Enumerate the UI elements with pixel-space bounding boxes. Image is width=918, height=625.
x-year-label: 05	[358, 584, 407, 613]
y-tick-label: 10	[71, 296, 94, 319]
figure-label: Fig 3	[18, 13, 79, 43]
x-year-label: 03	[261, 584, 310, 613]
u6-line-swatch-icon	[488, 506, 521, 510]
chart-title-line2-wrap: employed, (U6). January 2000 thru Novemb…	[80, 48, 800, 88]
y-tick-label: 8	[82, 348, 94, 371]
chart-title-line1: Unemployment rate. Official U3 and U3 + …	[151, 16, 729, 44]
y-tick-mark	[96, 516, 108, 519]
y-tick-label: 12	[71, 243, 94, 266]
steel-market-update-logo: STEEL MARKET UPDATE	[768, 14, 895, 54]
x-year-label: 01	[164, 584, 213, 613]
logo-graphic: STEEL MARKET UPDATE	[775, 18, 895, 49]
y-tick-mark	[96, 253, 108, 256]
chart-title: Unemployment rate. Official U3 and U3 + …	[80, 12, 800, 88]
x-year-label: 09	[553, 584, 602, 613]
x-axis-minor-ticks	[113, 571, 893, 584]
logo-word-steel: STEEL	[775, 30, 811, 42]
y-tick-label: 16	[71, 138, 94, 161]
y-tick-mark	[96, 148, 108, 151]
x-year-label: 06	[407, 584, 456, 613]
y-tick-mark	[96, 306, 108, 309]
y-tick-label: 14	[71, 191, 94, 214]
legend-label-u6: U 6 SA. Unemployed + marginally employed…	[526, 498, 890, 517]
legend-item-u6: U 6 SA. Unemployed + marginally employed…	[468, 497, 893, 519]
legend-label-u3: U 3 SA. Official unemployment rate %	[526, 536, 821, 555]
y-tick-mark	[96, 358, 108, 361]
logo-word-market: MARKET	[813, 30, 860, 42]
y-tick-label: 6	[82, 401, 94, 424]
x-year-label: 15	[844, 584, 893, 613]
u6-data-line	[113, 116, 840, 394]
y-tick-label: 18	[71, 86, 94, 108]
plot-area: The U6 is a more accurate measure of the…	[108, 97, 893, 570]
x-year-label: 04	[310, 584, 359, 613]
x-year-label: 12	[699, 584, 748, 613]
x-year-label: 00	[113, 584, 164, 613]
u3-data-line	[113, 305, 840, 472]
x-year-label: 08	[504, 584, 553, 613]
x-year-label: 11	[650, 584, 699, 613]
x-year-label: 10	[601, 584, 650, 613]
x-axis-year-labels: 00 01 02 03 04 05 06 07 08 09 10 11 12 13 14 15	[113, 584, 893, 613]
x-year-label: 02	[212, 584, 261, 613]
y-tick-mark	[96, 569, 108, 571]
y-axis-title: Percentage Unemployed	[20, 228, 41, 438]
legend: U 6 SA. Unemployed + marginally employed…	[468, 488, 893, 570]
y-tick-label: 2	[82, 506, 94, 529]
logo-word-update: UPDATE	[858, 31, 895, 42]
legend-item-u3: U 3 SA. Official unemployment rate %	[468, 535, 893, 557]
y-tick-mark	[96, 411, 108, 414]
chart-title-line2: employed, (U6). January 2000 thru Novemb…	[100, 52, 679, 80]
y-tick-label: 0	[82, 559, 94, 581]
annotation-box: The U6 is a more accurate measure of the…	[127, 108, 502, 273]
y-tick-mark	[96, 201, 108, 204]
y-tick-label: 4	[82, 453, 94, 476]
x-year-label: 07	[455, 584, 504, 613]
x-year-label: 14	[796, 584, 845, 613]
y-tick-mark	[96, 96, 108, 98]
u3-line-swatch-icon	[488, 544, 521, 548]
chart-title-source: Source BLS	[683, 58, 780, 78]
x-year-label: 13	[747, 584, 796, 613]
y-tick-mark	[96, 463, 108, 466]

————————

Exercise =
Reproduce the data above with "Percentage Unemployed" changed to "Unemployment Rate (%)" and nothing else altered.

The answer =
Enumerate the UI elements with pixel-space bounding boxes. Image is width=918, height=625.
x-year-label: 05	[358, 584, 407, 613]
y-tick-label: 10	[71, 296, 94, 319]
figure-label: Fig 3	[18, 13, 79, 43]
x-year-label: 03	[261, 584, 310, 613]
u6-line-swatch-icon	[488, 506, 521, 510]
chart-title-line2-wrap: employed, (U6). January 2000 thru Novemb…	[80, 48, 800, 88]
y-tick-label: 8	[82, 348, 94, 371]
chart-title-line1: Unemployment rate. Official U3 and U3 + …	[151, 16, 729, 44]
y-tick-mark	[96, 516, 108, 519]
y-tick-label: 12	[71, 243, 94, 266]
steel-market-update-logo: STEEL MARKET UPDATE	[768, 14, 895, 54]
x-year-label: 01	[164, 584, 213, 613]
logo-graphic: STEEL MARKET UPDATE	[775, 18, 895, 49]
y-tick-mark	[96, 253, 108, 256]
chart-title: Unemployment rate. Official U3 and U3 + …	[80, 12, 800, 88]
x-year-label: 09	[553, 584, 602, 613]
x-axis-minor-ticks	[113, 571, 893, 584]
logo-word-steel: STEEL	[775, 30, 811, 42]
y-tick-label: 16	[71, 138, 94, 161]
y-tick-mark	[96, 148, 108, 151]
x-year-label: 06	[407, 584, 456, 613]
y-tick-mark	[96, 306, 108, 309]
y-tick-label: 14	[71, 191, 94, 214]
legend-label-u6: U 6 SA. Unemployed + marginally employed…	[526, 498, 890, 517]
legend-item-u6: U 6 SA. Unemployed + marginally employed…	[468, 497, 893, 519]
legend-label-u3: U 3 SA. Official unemployment rate %	[526, 536, 821, 555]
y-tick-mark	[96, 358, 108, 361]
logo-word-market: MARKET	[813, 30, 860, 42]
y-tick-label: 6	[82, 401, 94, 424]
x-year-label: 15	[844, 584, 893, 613]
u6-data-line	[113, 116, 840, 394]
y-tick-label: 18	[71, 86, 94, 108]
plot-area: The U6 is a more accurate measure of the…	[108, 97, 893, 570]
x-year-label: 04	[310, 584, 359, 613]
x-year-label: 12	[699, 584, 748, 613]
x-year-label: 00	[113, 584, 164, 613]
u3-data-line	[113, 305, 840, 472]
x-year-label: 08	[504, 584, 553, 613]
x-year-label: 11	[650, 584, 699, 613]
x-year-label: 10	[601, 584, 650, 613]
x-axis-year-labels: 00 01 02 03 04 05 06 07 08 09 10 11 12 13 14 15	[113, 584, 893, 613]
x-year-label: 02	[212, 584, 261, 613]
y-tick-mark	[96, 569, 108, 571]
y-axis-title: Unemployment Rate (%)	[20, 228, 41, 438]
legend: U 6 SA. Unemployed + marginally employed…	[468, 488, 893, 570]
y-tick-label: 2	[82, 506, 94, 529]
logo-word-update: UPDATE	[858, 31, 895, 42]
legend-item-u3: U 3 SA. Official unemployment rate %	[468, 535, 893, 557]
y-tick-mark	[96, 411, 108, 414]
chart-title-line2: employed, (U6). January 2000 thru Novemb…	[100, 52, 679, 80]
y-tick-label: 0	[82, 559, 94, 581]
annotation-box: The U6 is a more accurate measure of the…	[127, 108, 502, 273]
y-tick-mark	[96, 201, 108, 204]
y-tick-label: 4	[82, 453, 94, 476]
x-year-label: 07	[455, 584, 504, 613]
x-year-label: 14	[796, 584, 845, 613]
y-tick-mark	[96, 96, 108, 98]
u3-line-swatch-icon	[488, 544, 521, 548]
chart-title-source: Source BLS	[683, 58, 780, 78]
x-year-label: 13	[747, 584, 796, 613]
y-tick-mark	[96, 463, 108, 466]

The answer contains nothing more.